-- BEGIN Record list --
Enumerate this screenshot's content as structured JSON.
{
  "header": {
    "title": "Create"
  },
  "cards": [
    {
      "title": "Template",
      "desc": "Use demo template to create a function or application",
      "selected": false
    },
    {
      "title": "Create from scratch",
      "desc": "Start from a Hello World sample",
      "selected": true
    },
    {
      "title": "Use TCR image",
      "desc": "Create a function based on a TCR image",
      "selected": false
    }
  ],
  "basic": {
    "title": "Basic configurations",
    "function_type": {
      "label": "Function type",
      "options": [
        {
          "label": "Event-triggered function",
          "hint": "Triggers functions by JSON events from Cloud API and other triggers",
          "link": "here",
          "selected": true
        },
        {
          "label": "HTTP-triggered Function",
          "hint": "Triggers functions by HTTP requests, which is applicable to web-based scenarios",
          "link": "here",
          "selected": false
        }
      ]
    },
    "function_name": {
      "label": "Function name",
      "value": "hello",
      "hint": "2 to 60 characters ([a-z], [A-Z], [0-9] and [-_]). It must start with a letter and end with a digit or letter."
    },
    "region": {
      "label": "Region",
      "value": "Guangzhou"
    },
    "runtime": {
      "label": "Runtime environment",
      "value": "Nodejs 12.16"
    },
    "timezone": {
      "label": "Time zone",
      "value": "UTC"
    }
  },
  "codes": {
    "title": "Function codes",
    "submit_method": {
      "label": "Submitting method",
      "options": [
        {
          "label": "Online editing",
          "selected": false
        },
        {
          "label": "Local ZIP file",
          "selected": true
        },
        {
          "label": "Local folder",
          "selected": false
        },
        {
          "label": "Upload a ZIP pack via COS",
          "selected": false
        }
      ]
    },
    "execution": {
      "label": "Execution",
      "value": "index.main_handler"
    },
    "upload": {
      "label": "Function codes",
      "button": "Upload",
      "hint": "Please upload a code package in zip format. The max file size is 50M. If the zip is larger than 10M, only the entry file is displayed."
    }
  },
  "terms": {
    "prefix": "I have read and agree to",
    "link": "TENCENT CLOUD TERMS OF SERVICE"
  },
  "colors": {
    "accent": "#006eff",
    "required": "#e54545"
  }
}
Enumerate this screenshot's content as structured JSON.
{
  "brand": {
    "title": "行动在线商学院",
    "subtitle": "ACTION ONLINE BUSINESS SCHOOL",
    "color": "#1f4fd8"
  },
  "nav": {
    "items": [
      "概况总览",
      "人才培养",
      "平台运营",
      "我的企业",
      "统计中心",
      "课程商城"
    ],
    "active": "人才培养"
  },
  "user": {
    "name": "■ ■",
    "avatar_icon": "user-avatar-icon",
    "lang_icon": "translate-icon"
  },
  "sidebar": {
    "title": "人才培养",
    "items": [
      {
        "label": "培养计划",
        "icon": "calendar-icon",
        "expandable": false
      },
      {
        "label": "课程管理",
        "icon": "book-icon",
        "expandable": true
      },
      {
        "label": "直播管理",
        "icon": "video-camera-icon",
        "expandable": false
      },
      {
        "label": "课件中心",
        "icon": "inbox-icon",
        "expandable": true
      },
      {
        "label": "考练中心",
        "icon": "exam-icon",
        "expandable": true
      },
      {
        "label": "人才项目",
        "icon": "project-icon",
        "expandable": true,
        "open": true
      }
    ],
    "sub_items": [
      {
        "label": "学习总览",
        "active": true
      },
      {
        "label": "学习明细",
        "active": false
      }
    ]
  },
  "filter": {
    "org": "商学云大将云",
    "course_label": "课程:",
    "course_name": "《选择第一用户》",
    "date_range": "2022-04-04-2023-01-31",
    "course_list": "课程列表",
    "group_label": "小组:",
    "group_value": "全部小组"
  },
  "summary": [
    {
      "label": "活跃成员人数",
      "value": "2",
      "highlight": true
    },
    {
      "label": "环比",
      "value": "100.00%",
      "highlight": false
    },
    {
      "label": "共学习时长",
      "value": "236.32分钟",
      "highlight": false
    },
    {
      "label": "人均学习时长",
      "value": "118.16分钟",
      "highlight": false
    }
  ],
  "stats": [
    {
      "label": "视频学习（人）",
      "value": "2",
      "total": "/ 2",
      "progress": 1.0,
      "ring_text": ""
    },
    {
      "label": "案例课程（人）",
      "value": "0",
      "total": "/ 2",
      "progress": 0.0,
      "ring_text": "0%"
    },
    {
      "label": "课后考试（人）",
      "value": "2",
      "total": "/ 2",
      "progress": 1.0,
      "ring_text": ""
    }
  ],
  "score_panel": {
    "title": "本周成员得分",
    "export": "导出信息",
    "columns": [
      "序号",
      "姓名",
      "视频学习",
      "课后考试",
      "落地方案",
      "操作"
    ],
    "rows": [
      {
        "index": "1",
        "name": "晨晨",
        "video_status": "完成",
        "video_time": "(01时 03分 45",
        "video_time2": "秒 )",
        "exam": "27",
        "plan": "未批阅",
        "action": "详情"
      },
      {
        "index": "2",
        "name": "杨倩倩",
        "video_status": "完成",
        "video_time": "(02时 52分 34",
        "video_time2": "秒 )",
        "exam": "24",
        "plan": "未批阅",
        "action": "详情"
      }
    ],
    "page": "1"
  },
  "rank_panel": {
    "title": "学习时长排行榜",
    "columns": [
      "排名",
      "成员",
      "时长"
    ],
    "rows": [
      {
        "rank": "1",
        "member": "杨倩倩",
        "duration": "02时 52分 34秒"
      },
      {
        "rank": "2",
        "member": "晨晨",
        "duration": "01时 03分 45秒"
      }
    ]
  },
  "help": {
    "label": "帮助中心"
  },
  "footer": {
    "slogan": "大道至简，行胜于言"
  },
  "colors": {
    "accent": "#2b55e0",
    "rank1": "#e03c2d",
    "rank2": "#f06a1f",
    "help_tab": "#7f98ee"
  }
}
-- END Record list --
Print the material verbatim, all of it.

Output for this exercise
Enumerate this screenshot's content as structured JSON.
{
  "header": {
    "title": "Create"
  },
  "cards": [
    {
      "title": "Template",
      "desc": "Use demo template to create a function or application",
      "selected": false
    },
    {
      "title": "Create from scratch",
      "desc": "Start from a Hello World sample",
      "selected": true
    },
    {
      "title": "Use TCR image",
      "desc": "Create a function based on a TCR image",
      "selected": false
    }
  ],
  "basic": {
    "title": "Basic configurations",
    "function_type": {
      "label": "Function type",
      "options": [
        {
          "label": "Event-triggered function",
          "hint": "Triggers functions by JSON events from Cloud API and other triggers",
          "link": "here",
          "selected": true
        },
        {
          "label": "HTTP-triggered Function",
          "hint": "Triggers functions by HTTP requests, which is applicable to web-based scenarios",
          "link": "here",
          "selected": false
        }
      ]
    },
    "function_name": {
      "label": "Function name",
      "value": "hello",
      "hint": "2 to 60 characters ([a-z], [A-Z], [0-9] and [-_]). It must start with a letter and end with a digit or letter."
    },
    "region": {
      "label": "Region",
      "value": "Guangzhou"
    },
    "runtime": {
      "label": "Runtime environment",
      "value": "Nodejs 12.16"
    },
    "timezone": {
      "label": "Time zone",
      "value": "UTC"
    }
  },
  "codes": {
    "title": "Function codes",
    "submit_method": {
      "label": "Submitting method",
      "options": [
        {
          "label": "Online editing",
          "selected": false
        },
        {
          "label": "Local ZIP file",
          "selected": true
        },
        {
          "label": "Local folder",
          "selected": false
        },
        {
          "label": "Upload a ZIP pack via COS",
          "selected": false
        }
      ]
    },
    "execution": {
      "label": "Execution",
      "value": "index.main_handler"
    },
    "upload": {
      "label": "Function codes",
      "button": "Upload",
      "hint": "Please upload a code package in zip format. The max file size is 50M. If the zip is larger than 10M, only the entry file is displayed."
    }
  },
  "terms": {
    "prefix": "I have read and agree to",
    "link": "TENCENT CLOUD TERMS OF SERVICE"
  },
  "colors": {
    "accent": "#006eff",
    "required": "#e54545"
  }
}
Enumerate this screenshot's content as structured JSON.
{
  "brand": {
    "title": "行动在线商学院",
    "subtitle": "ACTION ONLINE BUSINESS SCHOOL",
    "color": "#1f4fd8"
  },
  "nav": {
    "items": [
      "概况总览",
      "人才培养",
      "平台运营",
      "我的企业",
      "统计中心",
      "课程商城"
    ],
    "active": "人才培养"
  },
  "user": {
    "name": "■ ■",
    "avatar_icon": "user-avatar-icon",
    "lang_icon": "translate-icon"
  },
  "sidebar": {
    "title": "人才培养",
    "items": [
      {
        "label": "培养计划",
        "icon": "calendar-icon",
        "expandable": false
      },
      {
        "label": "课程管理",
        "icon": "book-icon",
        "expandable": true
      },
      {
        "label": "直播管理",
        "icon": "video-camera-icon",
        "expandable": false
      },
      {
        "label": "课件中心",
        "icon": "inbox-icon",
        "expandable": true
      },
      {
        "label": "考练中心",
        "icon": "exam-icon",
        "expandable": true
      },
      {
        "label": "人才项目",
        "icon": "project-icon",
        "expandable": true,
        "open": true
      }
    ],
    "sub_items": [
      {
        "label": "学习总览",
        "active": true
      },
      {
        "label": "学习明细",
        "active": false
      }
    ]
  },
  "filter": {
    "org": "商学云大将云",
    "course_label": "课程:",
    "course_name": "《选择第一用户》",
    "date_range": "2022-04-04-2023-01-31",
    "course_list": "课程列表",
    "group_label": "小组:",
    "group_value": "全部小组"
  },
  "summary": [
    {
      "label": "活跃成员人数",
      "value": "2",
      "highlight": true
    },
    {
      "label": "环比",
      "value": "100.00%",
      "highlight": false
    },
    {
      "label": "共学习时长",
      "value": "236.32分钟",
      "highlight": false
    },
    {
      "label": "人均学习时长",
      "value": "118.16分钟",
      "highlight": false
    }
  ],
  "stats": [
    {
      "label": "视频学习（人）",
      "value": "2",
      "total": "/ 2",
      "progress": 1.0,
      "ring_text": ""
    },
    {
      "label": "案例课程（人）",
      "value": "0",
      "total": "/ 2",
      "progress": 0.0,
      "ring_text": "0%"
    },
    {
      "label": "课后考试（人）",
      "value": "2",
      "total": "/ 2",
      "progress": 1.0,
      "ring_text": ""
    }
  ],
  "score_panel": {
    "title": "本周成员得分",
    "export": "导出信息",
    "columns": [
      "序号",
      "姓名",
      "视频学习",
      "课后考试",
      "落地方案",
      "操作"
    ],
    "rows": [
      {
        "index": "1",
        "name": "晨晨",
        "video_status": "完成",
        "video_time": "(01时 03分 45",
        "video_time2": "秒 )",
        "exam": "27",
        "plan": "未批阅",
        "action": "详情"
      },
      {
        "index": "2",
        "name": "杨倩倩",
        "video_status": "完成",
        "video_time": "(02时 52分 34",
        "video_time2": "秒 )",
        "exam": "24",
        "plan": "未批阅",
        "action": "详情"
      }
    ],
    "page": "1"
  },
  "rank_panel": {
    "title": "学习时长排行榜",
    "columns": [
      "排名",
      "成员",
      "时长"
    ],
    "rows": [
      {
        "rank": "1",
        "member": "杨倩倩",
        "duration": "02时 52分 34秒"
      },
      {
        "rank": "2",
        "member": "晨晨",
        "duration": "01时 03分 45秒"
      }
    ]
  },
  "help": {
    "label": "帮助中心"
  },
  "footer": {
    "slogan": "大道至简，行胜于言"
  },
  "colors": {
    "accent": "#2b55e0",
    "rank1": "#e03c2d",
    "rank2": "#f06a1f",
    "help_tab": "#7f98ee"
  }
}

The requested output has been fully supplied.